- [WRITTEN PROBLEM] Separate out the lines that hold "SRMTID".

- [EXTRACTED RECORDS]
□ □ □ □ □
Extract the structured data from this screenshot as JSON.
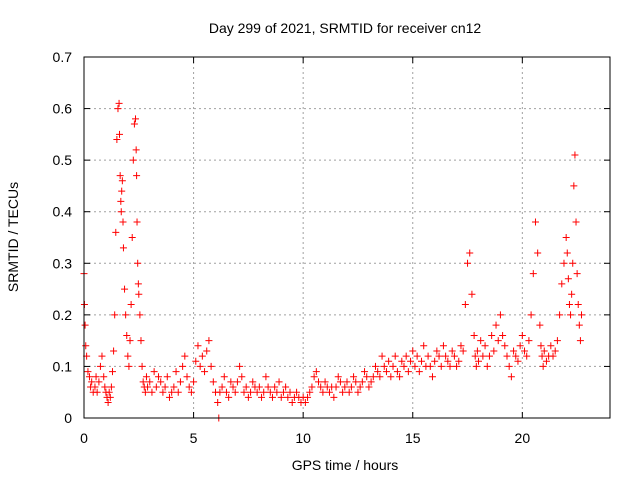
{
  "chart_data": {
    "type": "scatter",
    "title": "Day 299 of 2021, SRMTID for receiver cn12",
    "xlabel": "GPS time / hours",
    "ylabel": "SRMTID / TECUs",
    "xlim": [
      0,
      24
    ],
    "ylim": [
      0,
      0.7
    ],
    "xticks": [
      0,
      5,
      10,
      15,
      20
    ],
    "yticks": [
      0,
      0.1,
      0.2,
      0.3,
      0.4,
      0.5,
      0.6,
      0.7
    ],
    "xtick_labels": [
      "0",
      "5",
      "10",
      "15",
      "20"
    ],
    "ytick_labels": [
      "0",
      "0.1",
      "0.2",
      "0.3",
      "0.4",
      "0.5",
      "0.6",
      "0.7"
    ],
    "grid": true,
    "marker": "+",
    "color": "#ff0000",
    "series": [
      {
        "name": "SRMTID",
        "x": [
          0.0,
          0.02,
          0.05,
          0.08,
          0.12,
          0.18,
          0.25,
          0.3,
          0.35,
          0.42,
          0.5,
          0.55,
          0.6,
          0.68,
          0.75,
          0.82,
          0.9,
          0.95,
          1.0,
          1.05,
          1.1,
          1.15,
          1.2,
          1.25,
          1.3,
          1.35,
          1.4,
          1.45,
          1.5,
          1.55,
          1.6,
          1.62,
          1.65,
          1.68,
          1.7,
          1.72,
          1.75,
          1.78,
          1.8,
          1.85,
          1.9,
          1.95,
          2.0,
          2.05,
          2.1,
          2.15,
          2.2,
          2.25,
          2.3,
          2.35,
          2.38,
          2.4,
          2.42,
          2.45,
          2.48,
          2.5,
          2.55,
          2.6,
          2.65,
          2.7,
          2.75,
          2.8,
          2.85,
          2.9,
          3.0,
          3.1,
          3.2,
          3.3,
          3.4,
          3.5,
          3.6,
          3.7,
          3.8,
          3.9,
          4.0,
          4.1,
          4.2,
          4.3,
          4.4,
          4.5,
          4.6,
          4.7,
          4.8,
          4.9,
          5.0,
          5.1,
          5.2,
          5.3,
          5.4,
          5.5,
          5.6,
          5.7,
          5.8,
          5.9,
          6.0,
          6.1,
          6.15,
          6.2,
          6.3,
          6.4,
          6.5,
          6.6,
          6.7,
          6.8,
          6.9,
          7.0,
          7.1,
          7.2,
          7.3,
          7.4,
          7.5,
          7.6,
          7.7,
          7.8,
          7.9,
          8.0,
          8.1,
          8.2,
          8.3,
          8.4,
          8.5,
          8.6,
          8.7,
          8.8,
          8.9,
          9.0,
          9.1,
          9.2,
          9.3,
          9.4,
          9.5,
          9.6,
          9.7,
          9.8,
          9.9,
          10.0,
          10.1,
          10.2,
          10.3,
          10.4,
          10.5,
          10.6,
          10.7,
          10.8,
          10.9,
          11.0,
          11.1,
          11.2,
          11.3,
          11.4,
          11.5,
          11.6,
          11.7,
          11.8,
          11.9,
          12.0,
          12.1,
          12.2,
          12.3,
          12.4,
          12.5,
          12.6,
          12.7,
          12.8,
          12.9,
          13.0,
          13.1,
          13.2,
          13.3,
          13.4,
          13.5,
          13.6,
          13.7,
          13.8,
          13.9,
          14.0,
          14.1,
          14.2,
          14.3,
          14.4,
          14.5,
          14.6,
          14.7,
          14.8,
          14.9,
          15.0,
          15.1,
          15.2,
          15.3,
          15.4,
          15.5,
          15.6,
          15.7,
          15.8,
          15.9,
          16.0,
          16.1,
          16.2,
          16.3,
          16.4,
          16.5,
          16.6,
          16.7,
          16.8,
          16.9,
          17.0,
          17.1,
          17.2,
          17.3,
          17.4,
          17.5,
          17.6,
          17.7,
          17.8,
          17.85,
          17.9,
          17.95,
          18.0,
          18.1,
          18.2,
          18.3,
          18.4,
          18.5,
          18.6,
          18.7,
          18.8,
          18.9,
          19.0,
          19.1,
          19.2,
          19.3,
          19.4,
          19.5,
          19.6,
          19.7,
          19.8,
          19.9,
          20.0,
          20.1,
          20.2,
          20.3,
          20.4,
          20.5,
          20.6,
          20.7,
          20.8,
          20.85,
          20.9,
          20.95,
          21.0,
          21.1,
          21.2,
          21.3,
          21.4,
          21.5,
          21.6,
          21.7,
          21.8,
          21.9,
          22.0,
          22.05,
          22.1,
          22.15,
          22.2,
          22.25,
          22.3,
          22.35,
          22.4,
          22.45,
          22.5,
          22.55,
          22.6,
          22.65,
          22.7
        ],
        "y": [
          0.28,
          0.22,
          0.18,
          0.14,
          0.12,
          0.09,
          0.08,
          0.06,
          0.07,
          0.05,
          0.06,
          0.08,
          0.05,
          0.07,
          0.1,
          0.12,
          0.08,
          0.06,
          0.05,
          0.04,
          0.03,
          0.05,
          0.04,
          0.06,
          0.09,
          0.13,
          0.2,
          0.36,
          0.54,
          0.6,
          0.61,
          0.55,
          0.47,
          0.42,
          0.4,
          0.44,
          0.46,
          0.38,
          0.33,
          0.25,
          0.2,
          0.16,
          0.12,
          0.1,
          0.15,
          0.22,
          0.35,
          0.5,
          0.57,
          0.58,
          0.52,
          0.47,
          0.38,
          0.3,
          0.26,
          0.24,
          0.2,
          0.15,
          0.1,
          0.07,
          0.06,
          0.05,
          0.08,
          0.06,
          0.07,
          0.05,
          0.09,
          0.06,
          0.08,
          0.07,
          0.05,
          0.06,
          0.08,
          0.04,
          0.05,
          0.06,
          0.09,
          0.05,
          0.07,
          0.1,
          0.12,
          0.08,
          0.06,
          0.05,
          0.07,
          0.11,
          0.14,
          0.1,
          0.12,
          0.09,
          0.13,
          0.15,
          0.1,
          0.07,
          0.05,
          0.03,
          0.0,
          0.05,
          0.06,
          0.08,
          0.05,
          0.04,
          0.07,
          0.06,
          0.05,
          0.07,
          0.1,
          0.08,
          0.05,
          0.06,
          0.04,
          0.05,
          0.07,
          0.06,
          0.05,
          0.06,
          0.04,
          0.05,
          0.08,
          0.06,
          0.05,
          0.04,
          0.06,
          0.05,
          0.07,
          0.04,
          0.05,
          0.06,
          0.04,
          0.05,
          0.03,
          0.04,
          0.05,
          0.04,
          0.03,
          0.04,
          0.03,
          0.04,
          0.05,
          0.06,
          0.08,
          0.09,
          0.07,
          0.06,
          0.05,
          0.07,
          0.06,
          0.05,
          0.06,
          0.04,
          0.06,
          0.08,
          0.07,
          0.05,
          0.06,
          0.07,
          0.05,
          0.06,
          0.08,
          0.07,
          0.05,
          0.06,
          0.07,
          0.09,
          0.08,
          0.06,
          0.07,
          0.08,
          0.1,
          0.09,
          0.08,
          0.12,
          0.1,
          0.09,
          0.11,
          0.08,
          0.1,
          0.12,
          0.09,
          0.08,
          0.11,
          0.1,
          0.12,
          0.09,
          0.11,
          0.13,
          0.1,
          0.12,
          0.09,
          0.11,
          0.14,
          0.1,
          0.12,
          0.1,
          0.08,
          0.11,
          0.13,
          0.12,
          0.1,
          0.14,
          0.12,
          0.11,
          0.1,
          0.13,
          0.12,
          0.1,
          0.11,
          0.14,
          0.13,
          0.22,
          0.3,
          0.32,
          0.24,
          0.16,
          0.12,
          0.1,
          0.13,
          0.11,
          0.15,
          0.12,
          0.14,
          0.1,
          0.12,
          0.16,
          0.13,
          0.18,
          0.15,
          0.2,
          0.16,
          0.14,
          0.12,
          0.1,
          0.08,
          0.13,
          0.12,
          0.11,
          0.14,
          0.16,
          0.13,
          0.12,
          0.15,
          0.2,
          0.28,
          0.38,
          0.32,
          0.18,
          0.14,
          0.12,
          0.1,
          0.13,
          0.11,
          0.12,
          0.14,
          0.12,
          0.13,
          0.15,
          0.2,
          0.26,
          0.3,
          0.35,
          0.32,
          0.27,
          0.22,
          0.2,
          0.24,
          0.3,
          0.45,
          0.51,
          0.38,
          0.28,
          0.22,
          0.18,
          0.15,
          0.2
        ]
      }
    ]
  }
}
□ □ □ □ □
- [COMPLETED EXERCISE]
    "title": "Day 299 of 2021, SRMTID for receiver cn12",
    "ylabel": "SRMTID / TECUs",
        "name": "SRMTID",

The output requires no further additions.